[Records from a data source]
§

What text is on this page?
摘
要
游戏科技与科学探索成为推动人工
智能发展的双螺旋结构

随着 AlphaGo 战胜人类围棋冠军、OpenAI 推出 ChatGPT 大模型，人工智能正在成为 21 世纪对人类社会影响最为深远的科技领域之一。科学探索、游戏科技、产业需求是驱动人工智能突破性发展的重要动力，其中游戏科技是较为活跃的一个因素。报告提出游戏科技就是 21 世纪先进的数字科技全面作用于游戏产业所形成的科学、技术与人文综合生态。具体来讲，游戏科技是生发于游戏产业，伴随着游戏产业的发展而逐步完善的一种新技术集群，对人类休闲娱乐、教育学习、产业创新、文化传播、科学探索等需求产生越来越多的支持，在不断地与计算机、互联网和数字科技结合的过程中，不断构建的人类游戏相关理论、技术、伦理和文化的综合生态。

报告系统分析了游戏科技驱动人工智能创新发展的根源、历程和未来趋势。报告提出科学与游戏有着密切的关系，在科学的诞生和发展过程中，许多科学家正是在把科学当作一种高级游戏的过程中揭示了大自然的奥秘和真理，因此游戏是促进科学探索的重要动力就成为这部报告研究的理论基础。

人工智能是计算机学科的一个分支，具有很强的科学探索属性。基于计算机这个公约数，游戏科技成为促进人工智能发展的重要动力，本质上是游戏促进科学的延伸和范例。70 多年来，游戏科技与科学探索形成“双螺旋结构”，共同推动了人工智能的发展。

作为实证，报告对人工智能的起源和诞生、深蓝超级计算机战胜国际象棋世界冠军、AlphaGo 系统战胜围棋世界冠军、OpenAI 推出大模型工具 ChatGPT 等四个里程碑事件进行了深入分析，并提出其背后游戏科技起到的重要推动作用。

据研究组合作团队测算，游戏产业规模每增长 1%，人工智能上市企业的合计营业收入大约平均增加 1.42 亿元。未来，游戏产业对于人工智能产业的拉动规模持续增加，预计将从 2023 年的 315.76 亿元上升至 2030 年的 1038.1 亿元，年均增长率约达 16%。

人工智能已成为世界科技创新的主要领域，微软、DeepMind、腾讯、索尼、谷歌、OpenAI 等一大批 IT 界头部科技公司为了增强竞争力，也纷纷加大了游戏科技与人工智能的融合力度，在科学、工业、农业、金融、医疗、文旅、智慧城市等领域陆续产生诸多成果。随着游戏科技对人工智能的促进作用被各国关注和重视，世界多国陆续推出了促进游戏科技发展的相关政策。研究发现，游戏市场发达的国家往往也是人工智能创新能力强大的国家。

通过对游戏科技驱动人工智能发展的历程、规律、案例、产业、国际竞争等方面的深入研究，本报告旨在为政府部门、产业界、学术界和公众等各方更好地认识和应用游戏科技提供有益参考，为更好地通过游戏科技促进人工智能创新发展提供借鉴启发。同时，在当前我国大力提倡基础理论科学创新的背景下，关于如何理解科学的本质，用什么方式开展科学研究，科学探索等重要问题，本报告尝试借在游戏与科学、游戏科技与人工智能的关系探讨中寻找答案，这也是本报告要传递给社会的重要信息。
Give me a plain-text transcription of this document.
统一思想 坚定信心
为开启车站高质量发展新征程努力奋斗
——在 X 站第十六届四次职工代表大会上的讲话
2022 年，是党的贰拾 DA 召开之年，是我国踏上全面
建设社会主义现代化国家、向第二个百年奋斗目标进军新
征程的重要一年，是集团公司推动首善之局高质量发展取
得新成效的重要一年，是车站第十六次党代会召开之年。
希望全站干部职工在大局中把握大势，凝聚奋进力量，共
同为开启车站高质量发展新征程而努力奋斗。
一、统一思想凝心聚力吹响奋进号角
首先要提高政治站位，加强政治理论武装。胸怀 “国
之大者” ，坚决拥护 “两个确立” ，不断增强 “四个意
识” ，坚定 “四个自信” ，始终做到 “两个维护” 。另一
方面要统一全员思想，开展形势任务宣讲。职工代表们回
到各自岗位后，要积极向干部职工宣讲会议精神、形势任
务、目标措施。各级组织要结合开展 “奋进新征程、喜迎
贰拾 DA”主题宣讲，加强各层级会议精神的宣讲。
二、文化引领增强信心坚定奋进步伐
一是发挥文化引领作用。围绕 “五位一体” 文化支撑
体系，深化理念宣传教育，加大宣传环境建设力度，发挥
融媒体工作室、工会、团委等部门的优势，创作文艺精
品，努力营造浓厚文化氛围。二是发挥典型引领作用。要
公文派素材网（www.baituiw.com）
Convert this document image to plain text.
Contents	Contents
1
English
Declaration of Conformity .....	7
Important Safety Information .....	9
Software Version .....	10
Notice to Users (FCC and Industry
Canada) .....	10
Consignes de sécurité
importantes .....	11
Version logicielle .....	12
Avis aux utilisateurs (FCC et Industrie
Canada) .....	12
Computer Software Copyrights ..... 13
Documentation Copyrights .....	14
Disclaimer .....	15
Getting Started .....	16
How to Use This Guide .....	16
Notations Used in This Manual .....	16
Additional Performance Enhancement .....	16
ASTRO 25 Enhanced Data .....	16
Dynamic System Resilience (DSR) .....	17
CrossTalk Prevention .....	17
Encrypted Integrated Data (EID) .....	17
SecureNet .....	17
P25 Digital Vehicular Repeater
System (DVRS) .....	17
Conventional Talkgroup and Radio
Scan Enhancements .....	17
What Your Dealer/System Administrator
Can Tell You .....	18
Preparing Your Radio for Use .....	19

§

Set problem -> Copy every record exactly as presented.

Output of the task ->
What text is on this page?
摘
要
游戏科技与科学探索成为推动人工
智能发展的双螺旋结构

随着 AlphaGo 战胜人类围棋冠军、OpenAI 推出 ChatGPT 大模型，人工智能正在成为 21 世纪对人类社会影响最为深远的科技领域之一。科学探索、游戏科技、产业需求是驱动人工智能突破性发展的重要动力，其中游戏科技是较为活跃的一个因素。报告提出游戏科技就是 21 世纪先进的数字科技全面作用于游戏产业所形成的科学、技术与人文综合生态。具体来讲，游戏科技是生发于游戏产业，伴随着游戏产业的发展而逐步完善的一种新技术集群，对人类休闲娱乐、教育学习、产业创新、文化传播、科学探索等需求产生越来越多的支持，在不断地与计算机、互联网和数字科技结合的过程中，不断构建的人类游戏相关理论、技术、伦理和文化的综合生态。

报告系统分析了游戏科技驱动人工智能创新发展的根源、历程和未来趋势。报告提出科学与游戏有着密切的关系，在科学的诞生和发展过程中，许多科学家正是在把科学当作一种高级游戏的过程中揭示了大自然的奥秘和真理，因此游戏是促进科学探索的重要动力就成为这部报告研究的理论基础。

人工智能是计算机学科的一个分支，具有很强的科学探索属性。基于计算机这个公约数，游戏科技成为促进人工智能发展的重要动力，本质上是游戏促进科学的延伸和范例。70 多年来，游戏科技与科学探索形成“双螺旋结构”，共同推动了人工智能的发展。

作为实证，报告对人工智能的起源和诞生、深蓝超级计算机战胜国际象棋世界冠军、AlphaGo 系统战胜围棋世界冠军、OpenAI 推出大模型工具 ChatGPT 等四个里程碑事件进行了深入分析，并提出其背后游戏科技起到的重要推动作用。

据研究组合作团队测算，游戏产业规模每增长 1%，人工智能上市企业的合计营业收入大约平均增加 1.42 亿元。未来，游戏产业对于人工智能产业的拉动规模持续增加，预计将从 2023 年的 315.76 亿元上升至 2030 年的 1038.1 亿元，年均增长率约达 16%。

人工智能已成为世界科技创新的主要领域，微软、DeepMind、腾讯、索尼、谷歌、OpenAI 等一大批 IT 界头部科技公司为了增强竞争力，也纷纷加大了游戏科技与人工智能的融合力度，在科学、工业、农业、金融、医疗、文旅、智慧城市等领域陆续产生诸多成果。随着游戏科技对人工智能的促进作用被各国关注和重视，世界多国陆续推出了促进游戏科技发展的相关政策。研究发现，游戏市场发达的国家往往也是人工智能创新能力强大的国家。

通过对游戏科技驱动人工智能发展的历程、规律、案例、产业、国际竞争等方面的深入研究，本报告旨在为政府部门、产业界、学术界和公众等各方更好地认识和应用游戏科技提供有益参考，为更好地通过游戏科技促进人工智能创新发展提供借鉴启发。同时，在当前我国大力提倡基础理论科学创新的背景下，关于如何理解科学的本质，用什么方式开展科学研究，科学探索等重要问题，本报告尝试借在游戏与科学、游戏科技与人工智能的关系探讨中寻找答案，这也是本报告要传递给社会的重要信息。
Give me a plain-text transcription of this document.
统一思想 坚定信心
为开启车站高质量发展新征程努力奋斗
——在 X 站第十六届四次职工代表大会上的讲话
2022 年，是党的贰拾 DA 召开之年，是我国踏上全面
建设社会主义现代化国家、向第二个百年奋斗目标进军新
征程的重要一年，是集团公司推动首善之局高质量发展取
得新成效的重要一年，是车站第十六次党代会召开之年。
希望全站干部职工在大局中把握大势，凝聚奋进力量，共
同为开启车站高质量发展新征程而努力奋斗。
一、统一思想凝心聚力吹响奋进号角
首先要提高政治站位，加强政治理论武装。胸怀 “国
之大者” ，坚决拥护 “两个确立” ，不断增强 “四个意
识” ，坚定 “四个自信” ，始终做到 “两个维护” 。另一
方面要统一全员思想，开展形势任务宣讲。职工代表们回
到各自岗位后，要积极向干部职工宣讲会议精神、形势任
务、目标措施。各级组织要结合开展 “奋进新征程、喜迎
贰拾 DA”主题宣讲，加强各层级会议精神的宣讲。
二、文化引领增强信心坚定奋进步伐
一是发挥文化引领作用。围绕 “五位一体” 文化支撑
体系，深化理念宣传教育，加大宣传环境建设力度，发挥
融媒体工作室、工会、团委等部门的优势，创作文艺精
品，努力营造浓厚文化氛围。二是发挥典型引领作用。要
公文派素材网（www.baituiw.com）
Convert this document image to plain text.
Contents	Contents
1
English
Declaration of Conformity .....	7
Important Safety Information .....	9
Software Version .....	10
Notice to Users (FCC and Industry
Canada) .....	10
Consignes de sécurité
importantes .....	11
Version logicielle .....	12
Avis aux utilisateurs (FCC et Industrie
Canada) .....	12
Computer Software Copyrights ..... 13
Documentation Copyrights .....	14
Disclaimer .....	15
Getting Started .....	16
How to Use This Guide .....	16
Notations Used in This Manual .....	16
Additional Performance Enhancement .....	16
ASTRO 25 Enhanced Data .....	16
Dynamic System Resilience (DSR) .....	17
CrossTalk Prevention .....	17
Encrypted Integrated Data (EID) .....	17
SecureNet .....	17
P25 Digital Vehicular Repeater
System (DVRS) .....	17
Conventional Talkgroup and Radio
Scan Enhancements .....	17
What Your Dealer/System Administrator
Can Tell You .....	18
Preparing Your Radio for Use .....	19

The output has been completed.